** Start **

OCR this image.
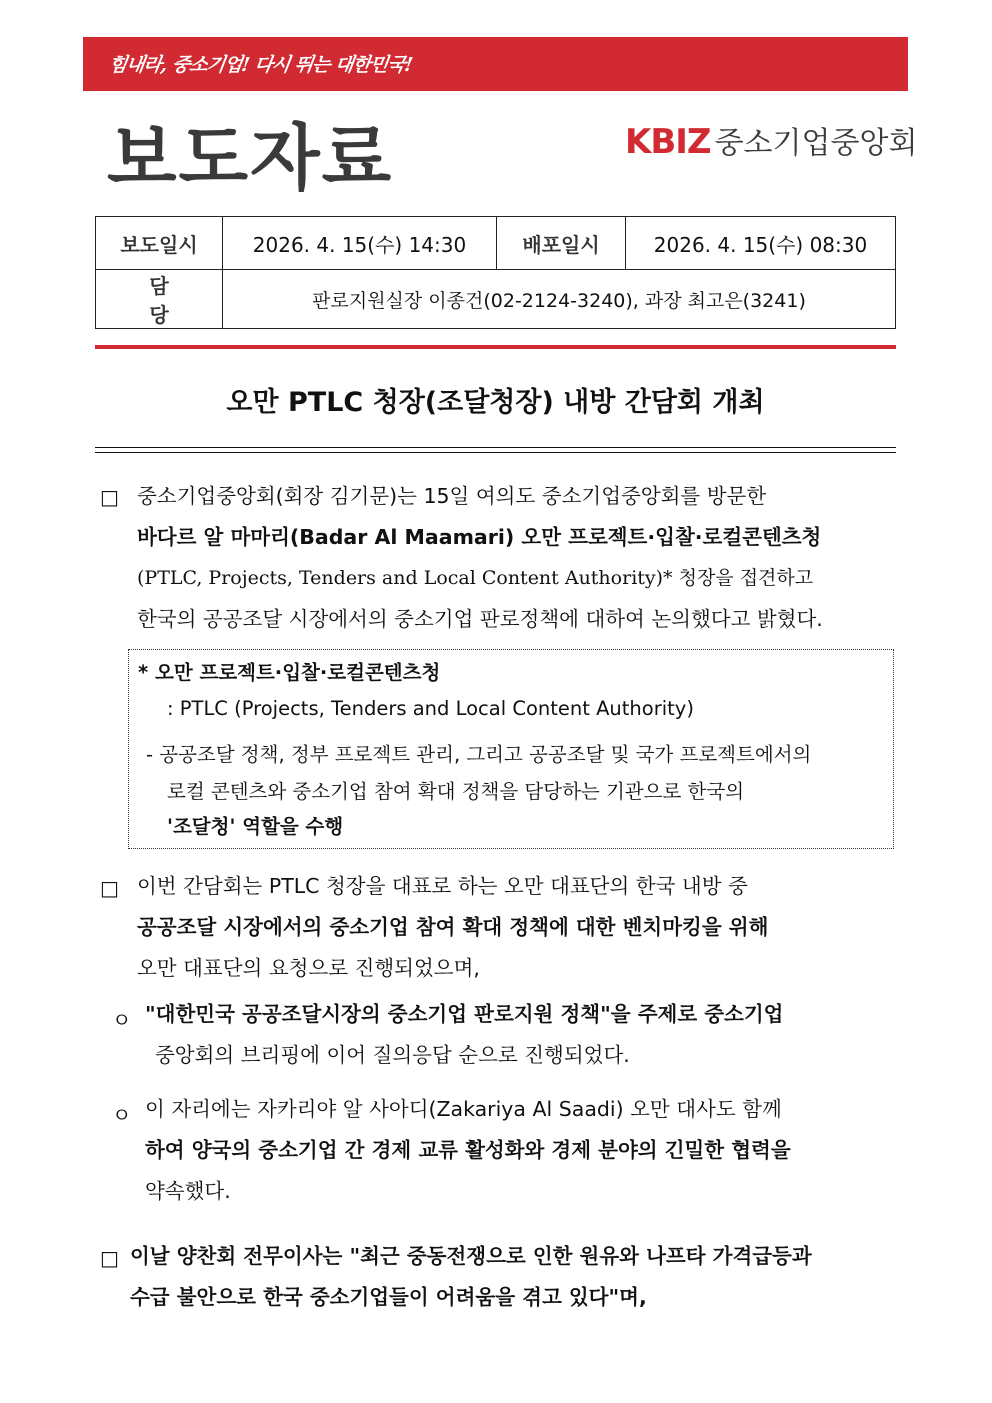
힘내라, 중소기업! 다시 뛰는 대한민국!
보도자료	KBIZ 중소기업중앙회
보도일시	2026. 4. 15(수) 14:30	배포일시	2026. 4. 15(수) 08:30
담당	판로지원실장 이종건(02-2124-3240), 과장 최고은(3241)		
오만 PTLC 청장(조달청장) 내방 간담회 개최
□ 중소기업중앙회(회장 김기문)는 15일 여의도 중소기업중앙회를 방문한
바다르 알 마마리(Badar Al Maamari) 오만 프로젝트·입찰·로컬콘텐츠청
(PTLC, Projects, Tenders and Local Content Authority)* 청장을 접견하고
한국의 공공조달 시장에서의 중소기업 판로정책에 대하여 논의했다고 밝혔다.
* 오만 프로젝트·입찰·로컬콘텐츠청
: PTLC (Projects, Tenders and Local Content Authority)
- 공공조달 정책, 정부 프로젝트 관리, 그리고 공공조달 및 국가 프로젝트에서의
로컬 콘텐츠와 중소기업 참여 확대 정책을 담당하는 기관으로 한국의
'조달청' 역할을 수행
□ 이번 간담회는 PTLC 청장을 대표로 하는 오만 대표단의 한국 내방 중
공공조달 시장에서의 중소기업 참여 확대 정책에 대한 벤치마킹을 위해
오만 대표단의 요청으로 진행되었으며,
ㅇ "대한민국 공공조달시장의 중소기업 판로지원 정책"을 주제로 중소기업
중앙회의 브리핑에 이어 질의응답 순으로 진행되었다.
ㅇ 이 자리에는 자카리야 알 사아디(Zakariya Al Saadi) 오만 대사도 함께
하여 양국의 중소기업 간 경제 교류 활성화와 경제 분야의 긴밀한 협력을
약속했다.
□ 이날 양찬회 전무이사는 "최근 중동전쟁으로 인한 원유와 나프타 가격급등과
수급 불안으로 한국 중소기업들이 어려움을 겪고 있다"며,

** End **

# [WHAT YOU WILL DO]
Tally how many lines of the data include the word "중소기업중앙회". Write the number and nothing else.

# [EXPECTED OUTPUT]
2